═════ PAGE EXTRACT

Kamakura Period (1185-1333) Buddhist sculptures often come down to us under the individual names of makers (when known) though they were often fashioned in workshops by multiple hands. A significant 13th-century work would employ a dozen or so team members and assistants and draw on multiple specialists.
While Kaikei is called the sculptor of the Shinto deity “Hachiman” for Nara’s Todaiji Temple, over 30 craftsmen were involved and Kaikei was the project’s overseer.
A further characteristic of Kamakura Buddhist sculpture was the religious bonding of the social and financial strata that provided money for producing new statuary. Within Kaikei’s “Standing Amida Nyorai” (c. 1194) was found a list of sponsors naming some 12,000 devotees.
In another example, the monk Genchi commemorated the first anniversary of the passing of his teacher, Honen, who was among the most prominent figures in Pure Land Buddhism and deeply involved with Kaikei. Forty to 50,000 of Genchi’s followers sponsored the “Standing Amida Nyorai” (1212) as a memorial. Such fundraising campaigns were the spiritual equivalent of today’s crowd-sourcing.
Kaikei has long been recognized as a pinnacle among Japanese Buddhist sculptors, along with his contemporary, Unkei. The two are said to represent the perfections of Japan’s 13th-century religious sculpture as the leading figures of the Kei school of Buddhist sculptors of Nara. Kaikei, in particular, is said to have pioneered an incomparable aesthetic standard that combined realism and elegance with fervent devotion. The forms he established became the models for successive centuries.

══════════

*CHALLENGES*.
1/ Please duplicate the part of the text on Kamakura Buddhist sculpture starting with "Kaikei has long" and going on through "for successive centuries.".
2/ According to the text on Kamakura Buddhist sculpture, how many devotees were named in the list of sponsors found inside Kaikei's "Standing Amida Nyorai" (c. 1194)?

═════ DATA EXCERPTS

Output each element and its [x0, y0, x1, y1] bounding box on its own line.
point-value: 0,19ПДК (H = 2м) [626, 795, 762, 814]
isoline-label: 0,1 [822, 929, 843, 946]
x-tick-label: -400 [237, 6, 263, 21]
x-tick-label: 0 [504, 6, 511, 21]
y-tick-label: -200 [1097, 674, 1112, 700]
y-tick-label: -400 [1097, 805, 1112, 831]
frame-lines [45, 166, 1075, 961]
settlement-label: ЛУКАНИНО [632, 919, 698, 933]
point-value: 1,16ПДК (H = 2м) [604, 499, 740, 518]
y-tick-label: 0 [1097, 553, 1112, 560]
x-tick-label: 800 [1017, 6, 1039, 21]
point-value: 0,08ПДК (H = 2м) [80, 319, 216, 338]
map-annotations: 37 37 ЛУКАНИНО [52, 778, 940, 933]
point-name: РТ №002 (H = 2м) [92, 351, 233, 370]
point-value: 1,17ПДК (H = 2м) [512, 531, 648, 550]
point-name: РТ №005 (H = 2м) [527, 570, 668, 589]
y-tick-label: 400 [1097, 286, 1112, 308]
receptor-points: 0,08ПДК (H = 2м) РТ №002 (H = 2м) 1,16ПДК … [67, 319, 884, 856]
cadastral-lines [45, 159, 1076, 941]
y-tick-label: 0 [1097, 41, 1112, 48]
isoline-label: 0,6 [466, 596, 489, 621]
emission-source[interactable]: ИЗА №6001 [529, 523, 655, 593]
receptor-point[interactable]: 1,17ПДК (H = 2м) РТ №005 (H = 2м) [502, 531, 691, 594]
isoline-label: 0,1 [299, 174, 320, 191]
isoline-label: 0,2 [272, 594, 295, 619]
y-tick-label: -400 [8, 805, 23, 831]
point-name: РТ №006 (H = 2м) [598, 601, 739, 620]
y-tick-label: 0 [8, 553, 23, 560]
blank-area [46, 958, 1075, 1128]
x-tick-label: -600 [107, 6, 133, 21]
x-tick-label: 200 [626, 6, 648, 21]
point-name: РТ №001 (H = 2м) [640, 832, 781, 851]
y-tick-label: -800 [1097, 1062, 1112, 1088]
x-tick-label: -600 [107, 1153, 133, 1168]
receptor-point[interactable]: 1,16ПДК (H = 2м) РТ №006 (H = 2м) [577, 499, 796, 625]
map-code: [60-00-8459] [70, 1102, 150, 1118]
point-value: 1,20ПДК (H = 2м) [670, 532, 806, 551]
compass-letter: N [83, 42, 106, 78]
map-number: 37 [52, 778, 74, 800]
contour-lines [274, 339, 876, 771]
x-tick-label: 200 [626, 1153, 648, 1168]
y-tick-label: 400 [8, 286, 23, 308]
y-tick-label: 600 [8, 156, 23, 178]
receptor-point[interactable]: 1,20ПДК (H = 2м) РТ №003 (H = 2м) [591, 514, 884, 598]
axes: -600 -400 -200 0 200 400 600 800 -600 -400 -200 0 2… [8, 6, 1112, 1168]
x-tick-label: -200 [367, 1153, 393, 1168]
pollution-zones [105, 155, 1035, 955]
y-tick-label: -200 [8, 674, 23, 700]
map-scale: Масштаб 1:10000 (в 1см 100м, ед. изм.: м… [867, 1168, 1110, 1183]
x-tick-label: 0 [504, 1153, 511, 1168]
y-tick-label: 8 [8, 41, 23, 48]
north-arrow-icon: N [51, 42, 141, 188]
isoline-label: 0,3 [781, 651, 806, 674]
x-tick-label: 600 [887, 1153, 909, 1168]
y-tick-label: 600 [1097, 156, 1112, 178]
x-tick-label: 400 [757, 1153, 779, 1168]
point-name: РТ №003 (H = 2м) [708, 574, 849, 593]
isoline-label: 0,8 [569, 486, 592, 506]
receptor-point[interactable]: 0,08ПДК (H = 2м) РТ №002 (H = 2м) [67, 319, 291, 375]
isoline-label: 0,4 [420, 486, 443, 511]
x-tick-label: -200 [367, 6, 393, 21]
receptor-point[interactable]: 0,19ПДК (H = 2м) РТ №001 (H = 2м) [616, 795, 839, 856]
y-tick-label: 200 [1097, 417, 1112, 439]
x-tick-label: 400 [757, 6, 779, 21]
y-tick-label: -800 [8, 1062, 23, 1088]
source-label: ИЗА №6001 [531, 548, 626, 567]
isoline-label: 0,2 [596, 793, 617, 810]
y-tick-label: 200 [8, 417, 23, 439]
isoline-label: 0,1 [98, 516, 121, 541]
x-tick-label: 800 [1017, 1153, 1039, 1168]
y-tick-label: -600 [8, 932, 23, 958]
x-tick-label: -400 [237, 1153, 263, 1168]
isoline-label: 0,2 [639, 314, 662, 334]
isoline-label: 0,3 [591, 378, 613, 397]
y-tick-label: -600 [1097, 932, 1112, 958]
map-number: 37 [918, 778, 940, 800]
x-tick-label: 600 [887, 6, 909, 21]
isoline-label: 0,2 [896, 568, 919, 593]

══════════

*RESULTS IN ORDER*.
1/
Kaikei has long been recognized as a pinnacle among Japanese Buddhist sculptors, along with his contemporary, Unkei. The two are said to represent the perfections of Japan’s 13th-century religious sculpture as the leading figures of the Kei school of Buddhist sculptors of Nara. Kaikei, in particular, is said to have pioneered an incomparable aesthetic standard that combined realism and elegance with fervent devotion. The forms he established became the models for successive centuries.

2/ Some 12,000 devotees.